> _Stored records_

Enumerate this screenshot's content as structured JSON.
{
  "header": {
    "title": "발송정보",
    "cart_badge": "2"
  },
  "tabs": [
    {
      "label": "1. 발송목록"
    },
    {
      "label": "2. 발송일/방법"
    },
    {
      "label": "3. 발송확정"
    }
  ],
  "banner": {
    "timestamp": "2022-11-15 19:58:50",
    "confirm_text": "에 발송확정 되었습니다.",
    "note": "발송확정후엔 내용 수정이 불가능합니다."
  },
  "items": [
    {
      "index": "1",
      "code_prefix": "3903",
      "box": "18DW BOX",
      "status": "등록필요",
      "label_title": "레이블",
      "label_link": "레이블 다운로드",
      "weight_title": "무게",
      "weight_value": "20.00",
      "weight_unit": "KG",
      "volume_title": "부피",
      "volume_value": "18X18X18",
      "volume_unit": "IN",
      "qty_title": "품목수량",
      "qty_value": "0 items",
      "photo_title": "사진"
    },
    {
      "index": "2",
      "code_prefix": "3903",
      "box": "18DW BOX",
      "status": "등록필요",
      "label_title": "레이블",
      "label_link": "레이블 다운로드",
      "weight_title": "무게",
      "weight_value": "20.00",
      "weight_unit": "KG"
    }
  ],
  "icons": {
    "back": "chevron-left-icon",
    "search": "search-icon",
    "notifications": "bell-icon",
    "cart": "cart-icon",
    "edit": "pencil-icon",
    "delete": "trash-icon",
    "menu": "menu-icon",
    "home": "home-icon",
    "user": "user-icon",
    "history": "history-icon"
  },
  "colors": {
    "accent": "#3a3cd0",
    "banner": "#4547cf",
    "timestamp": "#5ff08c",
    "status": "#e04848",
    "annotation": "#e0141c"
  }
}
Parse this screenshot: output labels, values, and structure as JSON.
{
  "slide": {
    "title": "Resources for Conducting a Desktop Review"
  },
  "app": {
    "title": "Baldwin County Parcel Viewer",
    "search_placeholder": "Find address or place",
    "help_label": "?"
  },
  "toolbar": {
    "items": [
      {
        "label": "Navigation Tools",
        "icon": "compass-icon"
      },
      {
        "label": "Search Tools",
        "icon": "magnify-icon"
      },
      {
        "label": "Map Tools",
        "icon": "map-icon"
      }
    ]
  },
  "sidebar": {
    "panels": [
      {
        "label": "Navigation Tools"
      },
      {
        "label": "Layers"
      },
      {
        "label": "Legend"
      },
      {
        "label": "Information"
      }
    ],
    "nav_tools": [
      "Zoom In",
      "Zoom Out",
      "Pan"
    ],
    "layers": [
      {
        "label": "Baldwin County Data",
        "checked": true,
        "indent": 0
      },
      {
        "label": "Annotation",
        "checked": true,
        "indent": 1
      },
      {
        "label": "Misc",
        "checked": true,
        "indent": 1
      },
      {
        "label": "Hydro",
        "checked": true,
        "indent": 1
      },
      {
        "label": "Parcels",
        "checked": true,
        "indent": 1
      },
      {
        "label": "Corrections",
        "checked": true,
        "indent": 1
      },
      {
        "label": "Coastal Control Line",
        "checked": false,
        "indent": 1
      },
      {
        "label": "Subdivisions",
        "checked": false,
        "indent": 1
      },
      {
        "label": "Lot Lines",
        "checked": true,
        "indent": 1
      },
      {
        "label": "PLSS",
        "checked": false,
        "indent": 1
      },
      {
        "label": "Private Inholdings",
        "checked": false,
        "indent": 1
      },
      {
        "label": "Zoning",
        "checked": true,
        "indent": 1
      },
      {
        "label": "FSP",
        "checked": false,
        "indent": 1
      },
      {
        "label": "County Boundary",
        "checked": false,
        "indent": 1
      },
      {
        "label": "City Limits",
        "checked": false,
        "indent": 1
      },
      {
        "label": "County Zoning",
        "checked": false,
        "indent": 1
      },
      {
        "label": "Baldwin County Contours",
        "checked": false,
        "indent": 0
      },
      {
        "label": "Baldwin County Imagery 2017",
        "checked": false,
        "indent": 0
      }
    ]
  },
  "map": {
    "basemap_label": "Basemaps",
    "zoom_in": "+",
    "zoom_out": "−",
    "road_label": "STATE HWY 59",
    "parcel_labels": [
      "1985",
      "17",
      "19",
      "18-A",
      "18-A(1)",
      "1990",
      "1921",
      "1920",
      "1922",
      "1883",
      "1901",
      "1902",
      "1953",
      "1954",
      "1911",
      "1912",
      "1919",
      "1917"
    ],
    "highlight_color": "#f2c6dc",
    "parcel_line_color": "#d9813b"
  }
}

> _Written task_
Write out all the entries exactly.

> _Full output_
Enumerate this screenshot's content as structured JSON.
{
  "header": {
    "title": "발송정보",
    "cart_badge": "2"
  },
  "tabs": [
    {
      "label": "1. 발송목록"
    },
    {
      "label": "2. 발송일/방법"
    },
    {
      "label": "3. 발송확정"
    }
  ],
  "banner": {
    "timestamp": "2022-11-15 19:58:50",
    "confirm_text": "에 발송확정 되었습니다.",
    "note": "발송확정후엔 내용 수정이 불가능합니다."
  },
  "items": [
    {
      "index": "1",
      "code_prefix": "3903",
      "box": "18DW BOX",
      "status": "등록필요",
      "label_title": "레이블",
      "label_link": "레이블 다운로드",
      "weight_title": "무게",
      "weight_value": "20.00",
      "weight_unit": "KG",
      "volume_title": "부피",
      "volume_value": "18X18X18",
      "volume_unit": "IN",
      "qty_title": "품목수량",
      "qty_value": "0 items",
      "photo_title": "사진"
    },
    {
      "index": "2",
      "code_prefix": "3903",
      "box": "18DW BOX",
      "status": "등록필요",
      "label_title": "레이블",
      "label_link": "레이블 다운로드",
      "weight_title": "무게",
      "weight_value": "20.00",
      "weight_unit": "KG"
    }
  ],
  "icons": {
    "back": "chevron-left-icon",
    "search": "search-icon",
    "notifications": "bell-icon",
    "cart": "cart-icon",
    "edit": "pencil-icon",
    "delete": "trash-icon",
    "menu": "menu-icon",
    "home": "home-icon",
    "user": "user-icon",
    "history": "history-icon"
  },
  "colors": {
    "accent": "#3a3cd0",
    "banner": "#4547cf",
    "timestamp": "#5ff08c",
    "status": "#e04848",
    "annotation": "#e0141c"
  }
}
Parse this screenshot: output labels, values, and structure as JSON.
{
  "slide": {
    "title": "Resources for Conducting a Desktop Review"
  },
  "app": {
    "title": "Baldwin County Parcel Viewer",
    "search_placeholder": "Find address or place",
    "help_label": "?"
  },
  "toolbar": {
    "items": [
      {
        "label": "Navigation Tools",
        "icon": "compass-icon"
      },
      {
        "label": "Search Tools",
        "icon": "magnify-icon"
      },
      {
        "label": "Map Tools",
        "icon": "map-icon"
      }
    ]
  },
  "sidebar": {
    "panels": [
      {
        "label": "Navigation Tools"
      },
      {
        "label": "Layers"
      },
      {
        "label": "Legend"
      },
      {
        "label": "Information"
      }
    ],
    "nav_tools": [
      "Zoom In",
      "Zoom Out",
      "Pan"
    ],
    "layers": [
      {
        "label": "Baldwin County Data",
        "checked": true,
        "indent": 0
      },
      {
        "label": "Annotation",
        "checked": true,
        "indent": 1
      },
      {
        "label": "Misc",
        "checked": true,
        "indent": 1
      },
      {
        "label": "Hydro",
        "checked": true,
        "indent": 1
      },
      {
        "label": "Parcels",
        "checked": true,
        "indent": 1
      },
      {
        "label": "Corrections",
        "checked": true,
        "indent": 1
      },
      {
        "label": "Coastal Control Line",
        "checked": false,
        "indent": 1
      },
      {
        "label": "Subdivisions",
        "checked": false,
        "indent": 1
      },
      {
        "label": "Lot Lines",
        "checked": true,
        "indent": 1
      },
      {
        "label": "PLSS",
        "checked": false,
        "indent": 1
      },
      {
        "label": "Private Inholdings",
        "checked": false,
        "indent": 1
      },
      {
        "label": "Zoning",
        "checked": true,
        "indent": 1
      },
      {
        "label": "FSP",
        "checked": false,
        "indent": 1
      },
      {
        "label": "County Boundary",
        "checked": false,
        "indent": 1
      },
      {
        "label": "City Limits",
        "checked": false,
        "indent": 1
      },
      {
        "label": "County Zoning",
        "checked": false,
        "indent": 1
      },
      {
        "label": "Baldwin County Contours",
        "checked": false,
        "indent": 0
      },
      {
        "label": "Baldwin County Imagery 2017",
        "checked": false,
        "indent": 0
      }
    ]
  },
  "map": {
    "basemap_label": "Basemaps",
    "zoom_in": "+",
    "zoom_out": "−",
    "road_label": "STATE HWY 59",
    "parcel_labels": [
      "1985",
      "17",
      "19",
      "18-A",
      "18-A(1)",
      "1990",
      "1921",
      "1920",
      "1922",
      "1883",
      "1901",
      "1902",
      "1953",
      "1954",
      "1911",
      "1912",
      "1919",
      "1917"
    ],
    "highlight_color": "#f2c6dc",
    "parcel_line_color": "#d9813b"
  }
}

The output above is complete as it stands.